■ INSTRUCTIONS TO FOLLOW: Copy all lines of the listing that include the string "power".
☆ ☆ ☆ ☆
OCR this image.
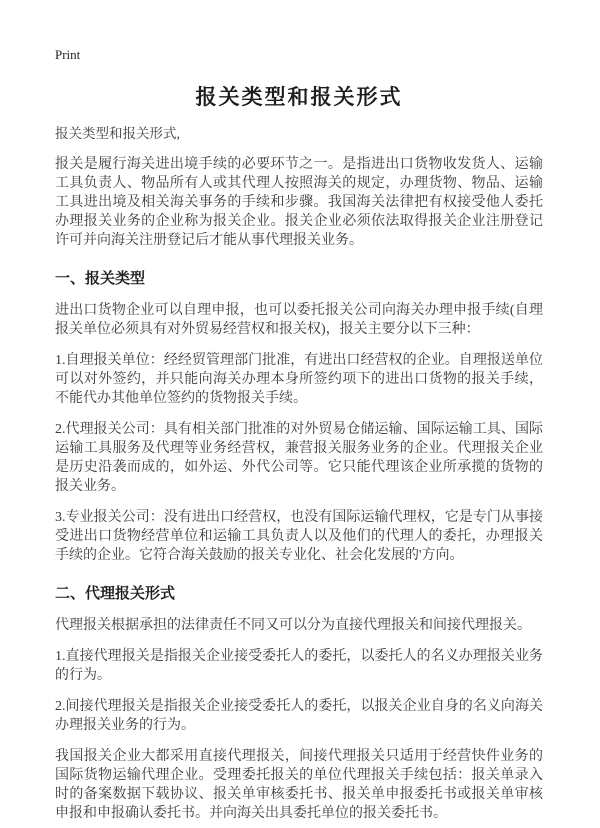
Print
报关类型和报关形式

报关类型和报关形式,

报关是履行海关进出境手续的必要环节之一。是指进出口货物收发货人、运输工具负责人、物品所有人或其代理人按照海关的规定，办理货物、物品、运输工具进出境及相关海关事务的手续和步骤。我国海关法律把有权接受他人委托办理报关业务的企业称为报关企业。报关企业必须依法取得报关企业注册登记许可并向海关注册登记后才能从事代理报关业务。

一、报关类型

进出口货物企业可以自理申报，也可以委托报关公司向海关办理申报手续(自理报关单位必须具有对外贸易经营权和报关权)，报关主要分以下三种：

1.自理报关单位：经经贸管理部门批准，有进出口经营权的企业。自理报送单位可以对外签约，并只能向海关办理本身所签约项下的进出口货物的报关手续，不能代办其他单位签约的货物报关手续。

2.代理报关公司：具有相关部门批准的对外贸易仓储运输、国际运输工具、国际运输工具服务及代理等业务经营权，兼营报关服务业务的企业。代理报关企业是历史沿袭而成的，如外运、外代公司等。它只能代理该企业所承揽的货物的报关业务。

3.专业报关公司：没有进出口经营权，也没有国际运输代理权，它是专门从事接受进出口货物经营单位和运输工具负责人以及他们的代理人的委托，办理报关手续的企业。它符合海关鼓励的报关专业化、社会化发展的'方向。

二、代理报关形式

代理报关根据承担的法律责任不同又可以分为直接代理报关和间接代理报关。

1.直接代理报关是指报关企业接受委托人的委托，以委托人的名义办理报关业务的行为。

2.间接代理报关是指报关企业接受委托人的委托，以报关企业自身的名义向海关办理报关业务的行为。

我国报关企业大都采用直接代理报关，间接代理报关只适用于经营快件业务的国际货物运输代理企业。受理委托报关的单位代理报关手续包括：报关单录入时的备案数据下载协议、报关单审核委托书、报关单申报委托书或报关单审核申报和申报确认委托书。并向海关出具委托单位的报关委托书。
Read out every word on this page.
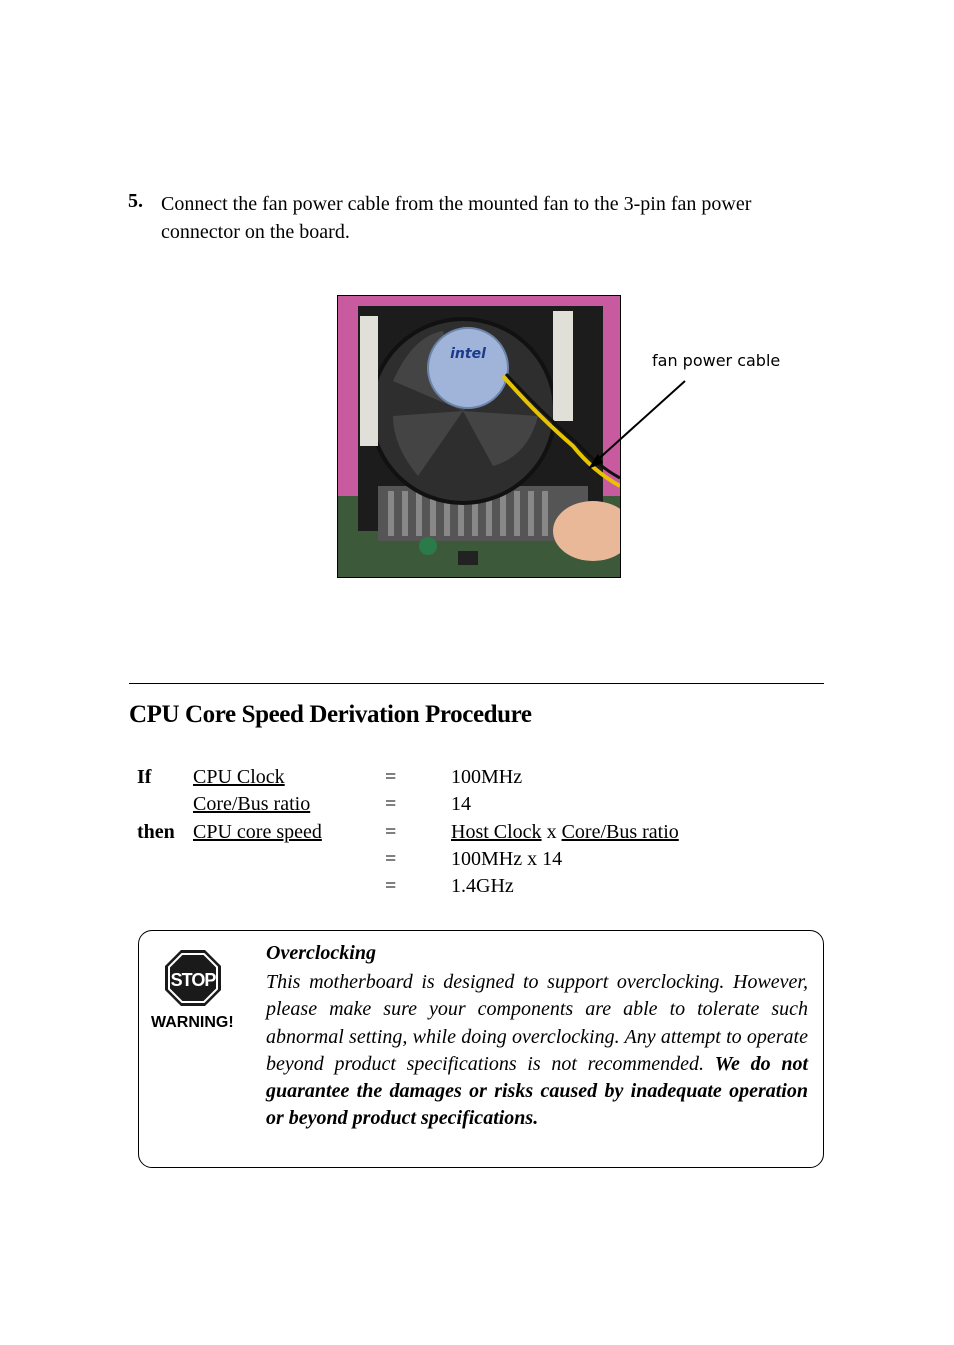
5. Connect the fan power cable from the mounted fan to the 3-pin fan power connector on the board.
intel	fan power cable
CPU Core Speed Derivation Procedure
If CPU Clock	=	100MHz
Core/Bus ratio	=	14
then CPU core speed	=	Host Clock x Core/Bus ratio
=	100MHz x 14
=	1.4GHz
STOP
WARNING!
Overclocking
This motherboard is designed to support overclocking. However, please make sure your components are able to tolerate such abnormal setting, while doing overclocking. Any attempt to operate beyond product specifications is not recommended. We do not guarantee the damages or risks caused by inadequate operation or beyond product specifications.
☆ ☆ ☆ ☆
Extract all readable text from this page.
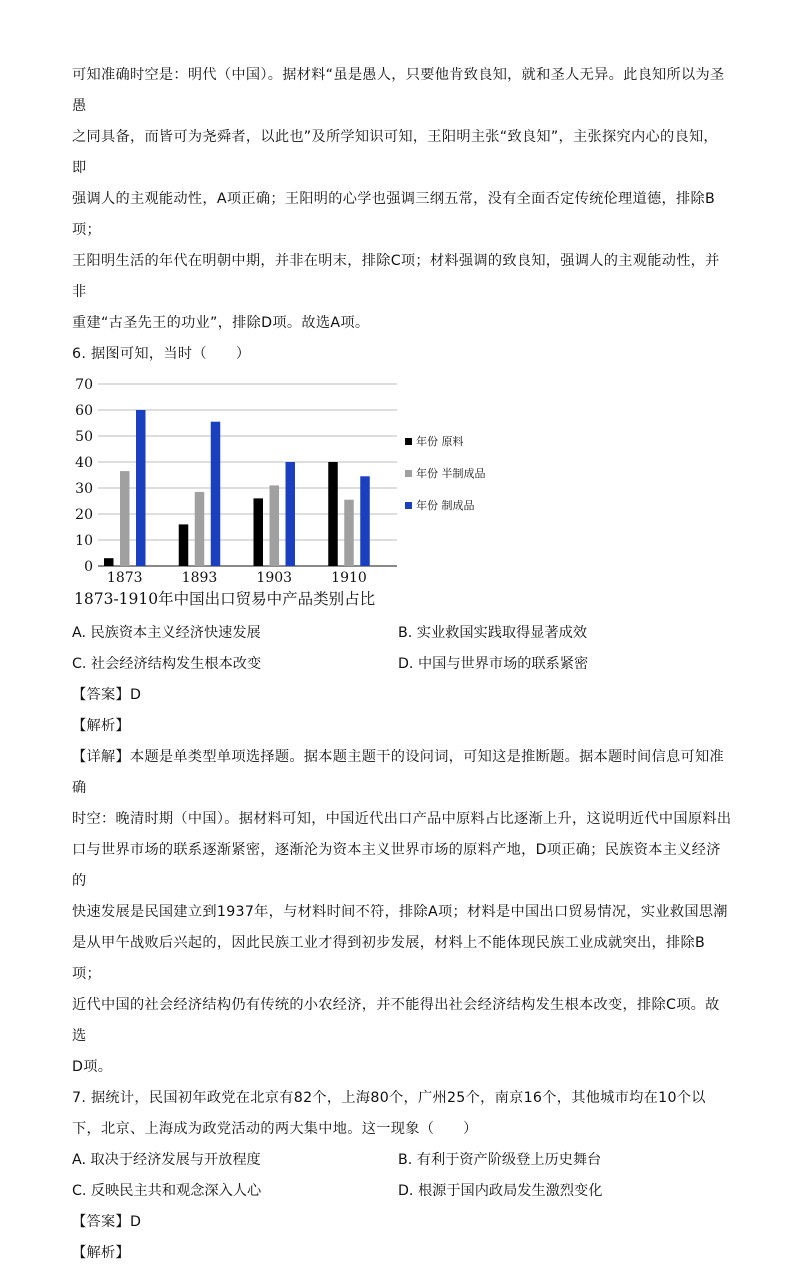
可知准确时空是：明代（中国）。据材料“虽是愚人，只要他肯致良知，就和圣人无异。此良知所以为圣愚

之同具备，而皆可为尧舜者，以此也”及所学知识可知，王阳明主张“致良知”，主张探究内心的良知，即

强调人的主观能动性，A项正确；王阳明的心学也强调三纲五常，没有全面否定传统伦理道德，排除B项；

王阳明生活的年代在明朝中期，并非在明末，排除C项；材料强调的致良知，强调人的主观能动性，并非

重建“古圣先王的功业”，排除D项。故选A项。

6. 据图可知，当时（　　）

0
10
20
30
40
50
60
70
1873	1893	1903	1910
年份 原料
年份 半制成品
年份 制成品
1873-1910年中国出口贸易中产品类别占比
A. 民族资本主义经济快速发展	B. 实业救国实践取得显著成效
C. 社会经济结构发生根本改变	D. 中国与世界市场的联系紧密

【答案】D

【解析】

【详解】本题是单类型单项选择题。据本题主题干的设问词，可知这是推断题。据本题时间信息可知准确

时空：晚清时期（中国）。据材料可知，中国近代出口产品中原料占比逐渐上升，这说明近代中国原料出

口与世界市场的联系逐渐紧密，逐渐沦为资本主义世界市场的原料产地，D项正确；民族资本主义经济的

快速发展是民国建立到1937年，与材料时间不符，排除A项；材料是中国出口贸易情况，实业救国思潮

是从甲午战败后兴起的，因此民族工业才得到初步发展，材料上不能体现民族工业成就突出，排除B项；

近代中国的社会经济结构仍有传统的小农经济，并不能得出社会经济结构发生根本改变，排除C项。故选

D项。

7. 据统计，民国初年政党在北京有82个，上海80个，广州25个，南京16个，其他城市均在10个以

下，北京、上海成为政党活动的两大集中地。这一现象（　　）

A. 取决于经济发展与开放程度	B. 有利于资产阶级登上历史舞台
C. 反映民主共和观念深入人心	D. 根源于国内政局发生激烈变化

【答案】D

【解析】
☆ ☆ ☆ ☆
■ REPLY:
5. Connect the fan power cable from the mounted fan to the 3-pin fan power connector on the board.
intel	fan power cable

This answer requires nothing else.